TEXT PASSAGE section start

You moved on SO fast, it was ridiculous. I don’t feel bad that your girlfriend is upset because you’re gone. I really don’t. You left me for her at the beginning of the most difficult time of my life. You didn’t even try to help me. When I said I couldn’t see you because I was tired or in pain, you got mad. Maybe I’m just a selfish person who wants pity, but I truly needed you. I needed to know that somebody besides my mom understood what I was beginning to go through. I am honestly proud that you’re doing such a noble thing and following in the footsteps on your dad but I wonder. I will always wonder. I wish you luck. And I wish that you will forever be off my conscience. I’m tired of being stuck in the past.
-Juliet
Dear Mom,
I haven’t had the chance to tell you how much your words have encouraged me. You always tell me to get good grades and behave so that I go far in life and get a good job when I’m older. I also appreciate how you have been so patient with everyone in our home. You work hard every day and relax every weekend. I’m sorry we have been unfair and haven’t given you your free time in a while. I am very sure that all of us in our home are grateful for all of your support and the love you give us every day. You are the strength that gets me through every day. We love you, through the rough days all the same as the normal days.
Sincerely,
Kyla, age 10
Dear Jalina,
I wish I would have told you more often how much I love you because than maybe you wouldn’t hate me and we would be enjoying life with one another. I wish I would have taken into consideration more how you felt and how I hurt you and how I can’t take that back. I wish that you could forgive me and that we could laugh and have fun together like we used to. I wish I could go into your bedroom at night like I used to every night and sit on the side of your bed and laugh and joke around and say our prayers.
I wish that you would know how everyday I think of you and my heart hurts because it misses you so much. And even though I have met the most wonderful person in the world, my world will never be complete until you are back in it. I wish I would have realized that you should have come first over everything. I wish I would not have lost you and our time together. I love you and miss you.
Love,
your Mom
Neill,
It’s almost two years since you were taken from us and we all miss you terribly. What I struggle with most is that I don’t know what’s worse: wishing you were back with us and that you aren’t, or wishing to be dead like you.

TEXT PASSAGE section end
ENTRIES SHOWN section start

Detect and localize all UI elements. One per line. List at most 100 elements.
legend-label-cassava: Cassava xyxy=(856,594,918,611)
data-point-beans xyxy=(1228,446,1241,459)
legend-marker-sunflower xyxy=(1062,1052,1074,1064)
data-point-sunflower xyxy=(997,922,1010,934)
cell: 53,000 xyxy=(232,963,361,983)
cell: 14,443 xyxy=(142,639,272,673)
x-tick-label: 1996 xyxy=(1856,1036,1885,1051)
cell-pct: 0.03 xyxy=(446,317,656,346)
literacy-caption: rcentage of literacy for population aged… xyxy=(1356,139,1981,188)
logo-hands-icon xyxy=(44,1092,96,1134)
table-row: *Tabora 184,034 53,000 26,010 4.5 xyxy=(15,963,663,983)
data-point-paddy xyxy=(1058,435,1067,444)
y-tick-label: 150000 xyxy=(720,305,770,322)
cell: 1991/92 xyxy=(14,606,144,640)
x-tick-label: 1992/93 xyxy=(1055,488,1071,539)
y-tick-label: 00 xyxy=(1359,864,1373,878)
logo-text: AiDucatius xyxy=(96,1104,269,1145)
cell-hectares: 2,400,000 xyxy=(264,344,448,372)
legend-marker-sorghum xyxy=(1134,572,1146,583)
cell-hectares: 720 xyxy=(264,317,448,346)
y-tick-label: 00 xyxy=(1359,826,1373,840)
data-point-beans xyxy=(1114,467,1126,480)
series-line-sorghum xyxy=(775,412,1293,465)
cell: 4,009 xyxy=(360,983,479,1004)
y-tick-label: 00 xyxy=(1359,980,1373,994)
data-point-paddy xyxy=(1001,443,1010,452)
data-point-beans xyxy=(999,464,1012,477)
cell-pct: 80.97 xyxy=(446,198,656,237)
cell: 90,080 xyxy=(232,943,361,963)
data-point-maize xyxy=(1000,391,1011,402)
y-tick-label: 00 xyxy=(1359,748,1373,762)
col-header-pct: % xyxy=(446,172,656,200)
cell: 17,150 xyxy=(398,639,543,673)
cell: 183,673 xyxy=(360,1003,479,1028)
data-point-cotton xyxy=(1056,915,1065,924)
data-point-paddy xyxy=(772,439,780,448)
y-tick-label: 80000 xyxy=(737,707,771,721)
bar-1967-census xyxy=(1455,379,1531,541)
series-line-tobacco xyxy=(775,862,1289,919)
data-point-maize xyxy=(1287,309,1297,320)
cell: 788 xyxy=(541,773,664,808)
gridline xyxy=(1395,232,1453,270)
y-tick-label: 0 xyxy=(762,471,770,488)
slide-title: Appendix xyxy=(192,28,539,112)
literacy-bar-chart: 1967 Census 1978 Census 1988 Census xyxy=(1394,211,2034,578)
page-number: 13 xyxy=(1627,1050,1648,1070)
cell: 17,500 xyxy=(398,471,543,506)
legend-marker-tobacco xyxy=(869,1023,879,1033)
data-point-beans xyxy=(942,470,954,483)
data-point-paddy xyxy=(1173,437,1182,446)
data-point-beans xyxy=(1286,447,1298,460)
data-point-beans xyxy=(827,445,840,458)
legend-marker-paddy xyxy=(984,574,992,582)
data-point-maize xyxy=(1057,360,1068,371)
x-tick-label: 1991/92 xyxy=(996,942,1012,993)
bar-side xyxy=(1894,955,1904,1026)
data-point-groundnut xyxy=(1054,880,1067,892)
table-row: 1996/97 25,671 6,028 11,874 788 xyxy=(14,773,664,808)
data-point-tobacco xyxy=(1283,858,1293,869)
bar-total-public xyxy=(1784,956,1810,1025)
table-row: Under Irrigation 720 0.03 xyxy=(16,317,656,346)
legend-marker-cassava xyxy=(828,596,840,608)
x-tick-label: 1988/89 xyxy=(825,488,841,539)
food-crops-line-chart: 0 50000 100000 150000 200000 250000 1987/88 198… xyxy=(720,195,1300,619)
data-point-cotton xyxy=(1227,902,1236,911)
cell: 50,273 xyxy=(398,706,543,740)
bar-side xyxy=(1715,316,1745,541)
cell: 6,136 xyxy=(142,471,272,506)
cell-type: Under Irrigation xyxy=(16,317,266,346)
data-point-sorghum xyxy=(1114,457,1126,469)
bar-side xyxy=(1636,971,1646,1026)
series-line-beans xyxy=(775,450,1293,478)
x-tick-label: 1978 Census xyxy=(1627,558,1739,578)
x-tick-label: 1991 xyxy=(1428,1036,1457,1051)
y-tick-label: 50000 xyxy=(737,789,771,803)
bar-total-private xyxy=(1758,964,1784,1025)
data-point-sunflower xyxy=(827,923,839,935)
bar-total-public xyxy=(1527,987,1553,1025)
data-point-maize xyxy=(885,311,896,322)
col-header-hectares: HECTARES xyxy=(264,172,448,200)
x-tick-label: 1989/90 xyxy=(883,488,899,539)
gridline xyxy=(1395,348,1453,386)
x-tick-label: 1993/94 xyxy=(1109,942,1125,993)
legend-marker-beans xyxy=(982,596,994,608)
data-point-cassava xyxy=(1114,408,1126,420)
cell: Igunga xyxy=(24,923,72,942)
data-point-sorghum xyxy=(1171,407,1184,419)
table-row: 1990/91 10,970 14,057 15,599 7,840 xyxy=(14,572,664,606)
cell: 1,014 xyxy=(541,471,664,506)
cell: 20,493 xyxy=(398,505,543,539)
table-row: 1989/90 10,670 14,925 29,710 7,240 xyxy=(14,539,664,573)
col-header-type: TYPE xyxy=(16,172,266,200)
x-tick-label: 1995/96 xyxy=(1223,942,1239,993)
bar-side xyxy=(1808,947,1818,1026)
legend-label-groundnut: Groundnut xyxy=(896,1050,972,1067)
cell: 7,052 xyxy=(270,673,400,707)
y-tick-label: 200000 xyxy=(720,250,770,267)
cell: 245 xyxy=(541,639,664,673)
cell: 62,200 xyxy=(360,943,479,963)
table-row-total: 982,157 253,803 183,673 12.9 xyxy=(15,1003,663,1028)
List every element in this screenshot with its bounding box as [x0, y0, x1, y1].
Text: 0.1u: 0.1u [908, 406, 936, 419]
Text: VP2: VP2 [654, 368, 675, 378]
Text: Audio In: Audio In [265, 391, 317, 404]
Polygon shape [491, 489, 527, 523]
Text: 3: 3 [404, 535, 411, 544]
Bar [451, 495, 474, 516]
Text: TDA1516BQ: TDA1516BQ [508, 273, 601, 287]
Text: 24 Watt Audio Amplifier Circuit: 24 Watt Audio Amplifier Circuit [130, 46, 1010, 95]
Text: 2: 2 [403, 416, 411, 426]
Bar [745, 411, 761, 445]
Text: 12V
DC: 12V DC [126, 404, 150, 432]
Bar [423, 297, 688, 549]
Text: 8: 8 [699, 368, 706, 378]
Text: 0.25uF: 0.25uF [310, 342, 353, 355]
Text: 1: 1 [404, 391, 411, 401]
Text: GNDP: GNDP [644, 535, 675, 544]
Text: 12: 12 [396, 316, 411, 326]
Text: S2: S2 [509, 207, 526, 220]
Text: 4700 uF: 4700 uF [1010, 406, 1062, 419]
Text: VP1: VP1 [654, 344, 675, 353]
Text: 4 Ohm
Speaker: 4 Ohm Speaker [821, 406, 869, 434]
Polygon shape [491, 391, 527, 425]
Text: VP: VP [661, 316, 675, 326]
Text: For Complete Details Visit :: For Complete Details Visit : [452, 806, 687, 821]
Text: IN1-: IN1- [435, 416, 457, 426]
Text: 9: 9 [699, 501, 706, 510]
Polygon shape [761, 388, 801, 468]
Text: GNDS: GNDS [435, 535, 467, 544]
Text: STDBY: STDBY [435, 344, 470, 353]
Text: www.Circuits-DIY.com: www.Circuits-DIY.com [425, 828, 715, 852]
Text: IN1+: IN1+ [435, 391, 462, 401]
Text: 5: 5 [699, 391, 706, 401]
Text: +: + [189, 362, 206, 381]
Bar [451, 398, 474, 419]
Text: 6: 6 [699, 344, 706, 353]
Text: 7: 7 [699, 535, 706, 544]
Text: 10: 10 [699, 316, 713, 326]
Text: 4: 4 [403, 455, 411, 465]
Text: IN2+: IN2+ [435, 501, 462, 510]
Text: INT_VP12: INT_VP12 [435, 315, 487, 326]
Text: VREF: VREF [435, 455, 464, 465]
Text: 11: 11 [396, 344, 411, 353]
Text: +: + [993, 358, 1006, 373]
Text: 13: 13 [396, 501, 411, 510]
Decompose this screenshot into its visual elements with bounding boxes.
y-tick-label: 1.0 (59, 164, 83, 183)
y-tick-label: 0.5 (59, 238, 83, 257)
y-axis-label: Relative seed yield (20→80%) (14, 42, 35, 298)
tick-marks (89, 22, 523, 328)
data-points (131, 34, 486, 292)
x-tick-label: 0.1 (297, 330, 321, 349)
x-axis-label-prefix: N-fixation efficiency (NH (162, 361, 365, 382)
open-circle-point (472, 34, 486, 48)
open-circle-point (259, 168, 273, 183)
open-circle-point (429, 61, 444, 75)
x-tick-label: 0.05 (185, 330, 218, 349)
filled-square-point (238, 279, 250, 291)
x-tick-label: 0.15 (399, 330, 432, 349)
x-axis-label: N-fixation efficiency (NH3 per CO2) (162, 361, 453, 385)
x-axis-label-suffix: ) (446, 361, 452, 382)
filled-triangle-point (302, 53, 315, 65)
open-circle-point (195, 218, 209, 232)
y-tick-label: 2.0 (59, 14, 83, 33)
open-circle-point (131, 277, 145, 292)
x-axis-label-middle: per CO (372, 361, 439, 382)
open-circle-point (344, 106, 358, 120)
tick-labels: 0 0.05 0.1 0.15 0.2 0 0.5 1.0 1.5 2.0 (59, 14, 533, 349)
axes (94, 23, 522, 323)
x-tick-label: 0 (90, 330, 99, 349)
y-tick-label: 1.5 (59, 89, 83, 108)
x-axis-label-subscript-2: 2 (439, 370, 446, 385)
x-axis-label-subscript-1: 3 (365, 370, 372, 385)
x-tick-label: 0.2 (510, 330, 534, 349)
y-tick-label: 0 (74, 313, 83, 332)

ENTRIES SHOWN section end

QUESTIONS ON THE MATERIAL >>
(1) In the letters, why does the writer signed "your Mom" wish she had told Jalina more often how much she loved her? Answer in one to three sentences.
(2) Please duplicate the part of the letters from "You moved on" up to and including "in the past.", word for word.
The items are separate material, unrelated to the letters.

ANSWERS PER TASK >>
(1) She thinks that if she had told Jalina more often, Jalina might not hate her, and the two of them would be enjoying life together.

(2)
You moved on SO fast, it was ridiculous. I don’t feel bad that your girlfriend is upset because you’re gone. I really don’t. You left me for her at the beginning of the most difficult time of my life. You didn’t even try to help me. When I said I couldn’t see you because I was tired or in pain, you got mad. Maybe I’m just a selfish person who wants pity, but I truly needed you. I needed to know that somebody besides my mom understood what I was beginning to go through. I am honestly proud that you’re doing such a noble thing and following in the footsteps on your dad but I wonder. I will always wonder. I wish you luck. And I wish that you will forever be off my conscience. I’m tired of being stuck in the past.